**Task:**
Pull every line containing the word "data" from the records.

:::::

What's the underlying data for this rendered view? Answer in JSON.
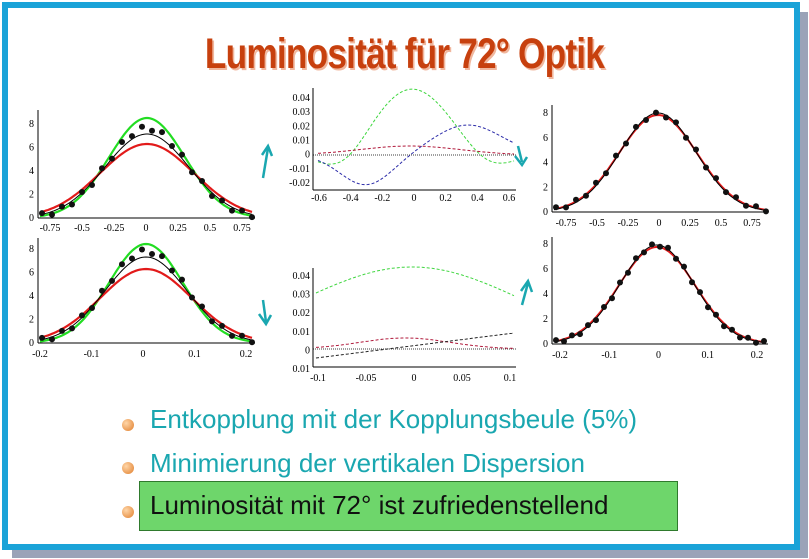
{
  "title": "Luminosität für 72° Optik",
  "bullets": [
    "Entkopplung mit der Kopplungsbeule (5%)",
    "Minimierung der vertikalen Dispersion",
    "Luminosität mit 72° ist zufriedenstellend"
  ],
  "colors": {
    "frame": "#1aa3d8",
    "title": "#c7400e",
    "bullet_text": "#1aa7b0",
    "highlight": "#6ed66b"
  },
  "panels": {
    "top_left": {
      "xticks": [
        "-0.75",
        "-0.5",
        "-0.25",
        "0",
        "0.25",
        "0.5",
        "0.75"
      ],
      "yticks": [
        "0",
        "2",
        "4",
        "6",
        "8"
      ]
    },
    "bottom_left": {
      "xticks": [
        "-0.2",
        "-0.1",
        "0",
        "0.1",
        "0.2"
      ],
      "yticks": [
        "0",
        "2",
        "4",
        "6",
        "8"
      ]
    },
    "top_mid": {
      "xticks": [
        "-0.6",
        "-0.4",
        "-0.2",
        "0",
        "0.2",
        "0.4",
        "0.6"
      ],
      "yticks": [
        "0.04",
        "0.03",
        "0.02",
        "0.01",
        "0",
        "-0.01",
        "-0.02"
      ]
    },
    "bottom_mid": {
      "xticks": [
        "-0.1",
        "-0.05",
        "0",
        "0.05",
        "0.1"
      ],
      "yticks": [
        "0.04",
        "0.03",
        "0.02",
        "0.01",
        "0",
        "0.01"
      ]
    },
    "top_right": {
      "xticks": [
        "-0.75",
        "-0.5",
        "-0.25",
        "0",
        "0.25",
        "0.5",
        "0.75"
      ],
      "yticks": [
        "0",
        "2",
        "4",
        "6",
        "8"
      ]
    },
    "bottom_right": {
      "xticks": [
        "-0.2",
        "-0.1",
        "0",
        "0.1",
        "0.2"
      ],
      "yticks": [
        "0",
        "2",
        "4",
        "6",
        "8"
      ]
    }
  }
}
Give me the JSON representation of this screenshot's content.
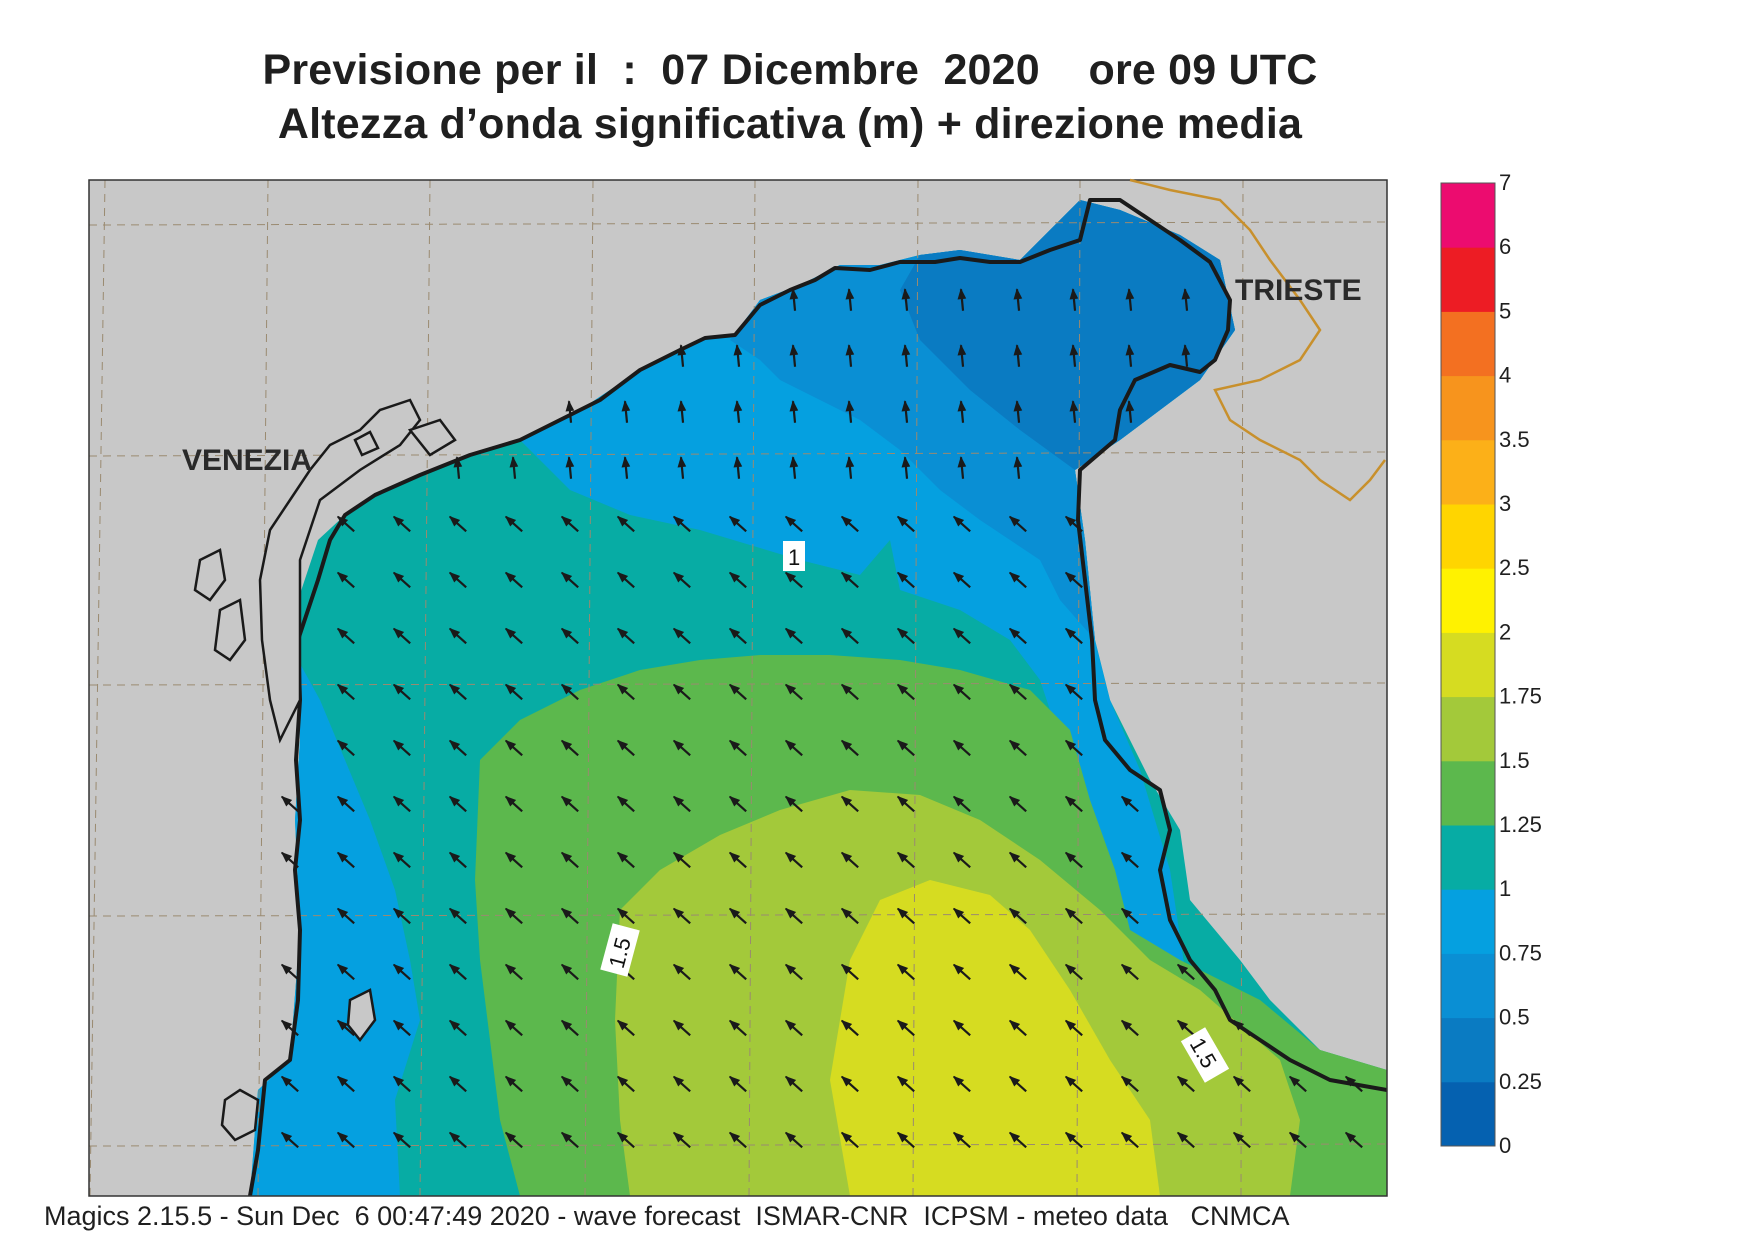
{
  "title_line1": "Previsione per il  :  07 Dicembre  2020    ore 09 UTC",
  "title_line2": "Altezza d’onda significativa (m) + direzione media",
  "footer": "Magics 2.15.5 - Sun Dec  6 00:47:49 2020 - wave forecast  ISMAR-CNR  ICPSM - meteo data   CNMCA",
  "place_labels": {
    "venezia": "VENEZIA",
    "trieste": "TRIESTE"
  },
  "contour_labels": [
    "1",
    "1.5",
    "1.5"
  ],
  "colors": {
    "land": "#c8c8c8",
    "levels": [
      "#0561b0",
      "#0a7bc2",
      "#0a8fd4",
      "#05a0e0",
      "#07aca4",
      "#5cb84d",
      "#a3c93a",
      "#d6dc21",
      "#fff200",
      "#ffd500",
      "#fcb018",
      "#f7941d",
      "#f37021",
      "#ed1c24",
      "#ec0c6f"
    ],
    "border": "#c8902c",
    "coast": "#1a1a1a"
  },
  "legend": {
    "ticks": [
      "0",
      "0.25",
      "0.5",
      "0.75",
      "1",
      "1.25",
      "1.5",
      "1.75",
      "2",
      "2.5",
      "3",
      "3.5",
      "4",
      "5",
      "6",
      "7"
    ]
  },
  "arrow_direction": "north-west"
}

:::::

**Written response:**
What's the underlying data for this rendered view? Answer in JSON.
  "footer": "Magics 2.15.5 - Sun Dec  6 00:47:49 2020 - wave forecast  ISMAR-CNR  ICPSM - meteo data   CNMCA",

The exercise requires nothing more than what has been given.